YOUR INSTRUCTIONS
In the records below, find the line containing "OCR this image."; copy exactly that line and all lines after it to the end, and nothing else.

RECORDS
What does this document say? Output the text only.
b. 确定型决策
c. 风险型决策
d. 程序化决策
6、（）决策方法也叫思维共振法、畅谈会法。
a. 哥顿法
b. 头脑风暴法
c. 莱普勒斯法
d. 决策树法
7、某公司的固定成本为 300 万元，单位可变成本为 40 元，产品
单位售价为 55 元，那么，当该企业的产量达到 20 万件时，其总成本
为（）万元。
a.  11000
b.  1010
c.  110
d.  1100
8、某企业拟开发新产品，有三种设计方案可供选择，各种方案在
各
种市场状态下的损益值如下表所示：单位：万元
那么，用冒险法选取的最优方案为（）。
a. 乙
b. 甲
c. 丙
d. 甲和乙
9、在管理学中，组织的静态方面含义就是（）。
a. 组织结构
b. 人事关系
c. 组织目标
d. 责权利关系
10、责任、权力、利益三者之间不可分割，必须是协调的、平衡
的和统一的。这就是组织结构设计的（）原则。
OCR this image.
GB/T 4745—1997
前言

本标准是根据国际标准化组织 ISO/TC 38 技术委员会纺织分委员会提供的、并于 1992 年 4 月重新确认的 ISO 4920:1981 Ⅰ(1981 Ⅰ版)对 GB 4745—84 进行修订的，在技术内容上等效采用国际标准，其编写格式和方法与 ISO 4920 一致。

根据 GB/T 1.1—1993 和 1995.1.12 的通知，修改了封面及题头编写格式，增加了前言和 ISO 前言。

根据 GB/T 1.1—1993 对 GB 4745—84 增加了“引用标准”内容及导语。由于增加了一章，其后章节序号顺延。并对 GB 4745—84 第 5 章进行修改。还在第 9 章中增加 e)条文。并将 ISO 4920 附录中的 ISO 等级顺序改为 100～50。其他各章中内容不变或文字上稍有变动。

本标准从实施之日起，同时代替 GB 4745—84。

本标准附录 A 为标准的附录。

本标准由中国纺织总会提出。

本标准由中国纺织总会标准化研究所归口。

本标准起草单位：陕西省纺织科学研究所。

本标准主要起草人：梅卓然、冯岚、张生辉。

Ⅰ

TASK OUTPUT
OCR this image.
GB/T 4745—1997
前言

本标准是根据国际标准化组织 ISO/TC 38 技术委员会纺织分委员会提供的、并于 1992 年 4 月重新确认的 ISO 4920:1981 Ⅰ(1981 Ⅰ版)对 GB 4745—84 进行修订的，在技术内容上等效采用国际标准，其编写格式和方法与 ISO 4920 一致。

根据 GB/T 1.1—1993 和 1995.1.12 的通知，修改了封面及题头编写格式，增加了前言和 ISO 前言。

根据 GB/T 1.1—1993 对 GB 4745—84 增加了“引用标准”内容及导语。由于增加了一章，其后章节序号顺延。并对 GB 4745—84 第 5 章进行修改。还在第 9 章中增加 e)条文。并将 ISO 4920 附录中的 ISO 等级顺序改为 100～50。其他各章中内容不变或文字上稍有变动。

本标准从实施之日起，同时代替 GB 4745—84。

本标准附录 A 为标准的附录。

本标准由中国纺织总会提出。

本标准由中国纺织总会标准化研究所归口。

本标准起草单位：陕西省纺织科学研究所。

本标准主要起草人：梅卓然、冯岚、张生辉。

Ⅰ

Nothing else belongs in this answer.